== Directive ==
Gather all lines from the material that contain "Output".

== Given entries ==
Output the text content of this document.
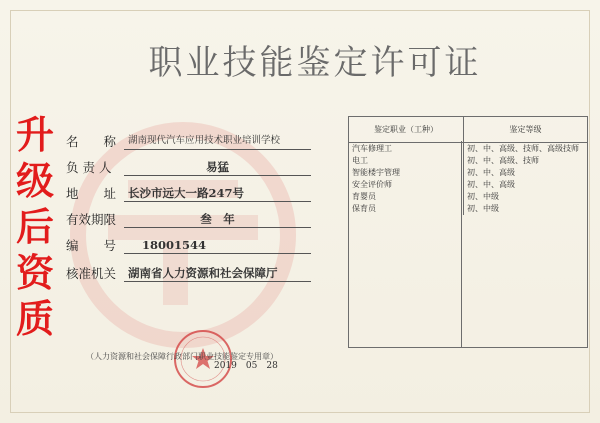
职业技能鉴定许可证
升
级
后
资
质
名　　称	湖南现代汽车应用技术职业培训学校
负 责 人	易猛
地　　址	长沙市远大一路247号
有效期限	叁　年
编　　号	18001544
核准机关	湖南省人力资源和社会保障厅
（人力资源和社会保障行政部门职业技能鉴定专用章）
2019　05　28
鉴定职业（工种）	鉴定等级
汽车修理工	初、中、高级、技师、高级技师
电工	初、中、高级、技师
智能楼宇管理	初、中、高级
安全评价师	初、中、高级
育婴员	初、中级
保育员	初、中级
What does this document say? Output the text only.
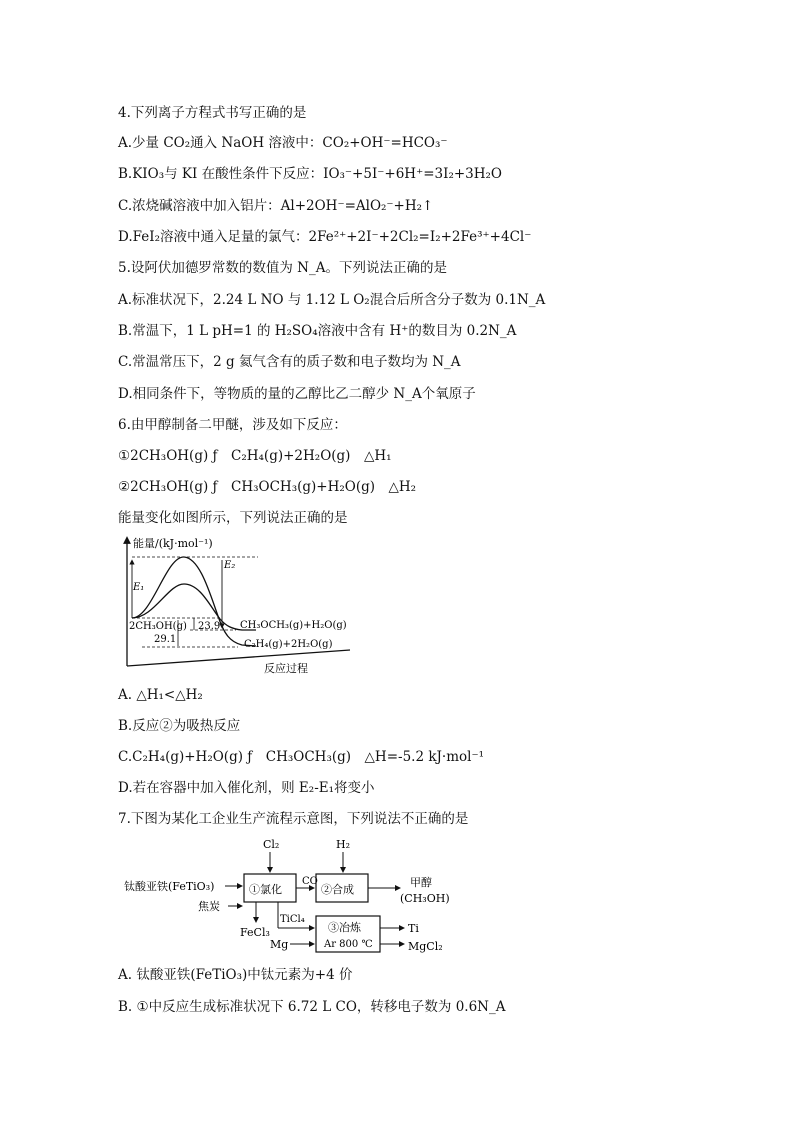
4.下列离子方程式书写正确的是
A.少量 CO₂通入 NaOH 溶液中：CO₂+OH⁻=HCO₃⁻
B.KIO₃与 KI 在酸性条件下反应：IO₃⁻+5I⁻+6H⁺=3I₂+3H₂O
C.浓烧碱溶液中加入铝片：Al+2OH⁻=AlO₂⁻+H₂↑
D.FeI₂溶液中通入足量的氯气：2Fe²⁺+2I⁻+2Cl₂=I₂+2Fe³⁺+4Cl⁻
5.设阿伏加德罗常数的数值为 N_A。下列说法正确的是
A.标准状况下，2.24 L NO 与 1.12 L O₂混合后所含分子数为 0.1N_A
B.常温下，1 L pH=1 的 H₂SO₄溶液中含有 H⁺的数目为 0.2N_A
C.常温常压下，2 g 氦气含有的质子数和电子数均为 N_A
D.相同条件下，等物质的量的乙醇比乙二醇少 N_A个氧原子
6.由甲醇制备二甲醚，涉及如下反应：
①2CH₃OH(g) ƒ　C₂H₄(g)+2H₂O(g)　△H₁
②2CH₃OH(g) ƒ　CH₃OCH₃(g)+H₂O(g)　△H₂
能量变化如图所示，下列说法正确的是
能量/(kJ·mol⁻¹)
反应过程
E₁
E₂
23.9
29.1
2CH₃OH(g)	CH₃OCH₃(g)+H₂O(g)
C₂H₄(g)+2H₂O(g)
A. △H₁<△H₂
B.反应②为吸热反应
C.C₂H₄(g)+H₂O(g) ƒ　CH₃OCH₃(g)　△H=-5.2 kJ·mol⁻¹
D.若在容器中加入催化剂，则 E₂-E₁将变小
7.下图为某化工企业生产流程示意图，下列说法不正确的是
钛酸亚铁(FeTiO₃)
焦炭
Cl₂
①氯化
CO
H₂
②合成
甲醇
(CH₃OH)
FeCl₃
TiCl₄
Mg
③冶炼
Ar 800 ℃
Ti
MgCl₂
A. 钛酸亚铁(FeTiO₃)中钛元素为+4 价
B. ①中反应生成标准状况下 6.72 L CO，转移电子数为 0.6N_A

== Answer below ==
Output the text content of this document.
What does this document say? Output the text only.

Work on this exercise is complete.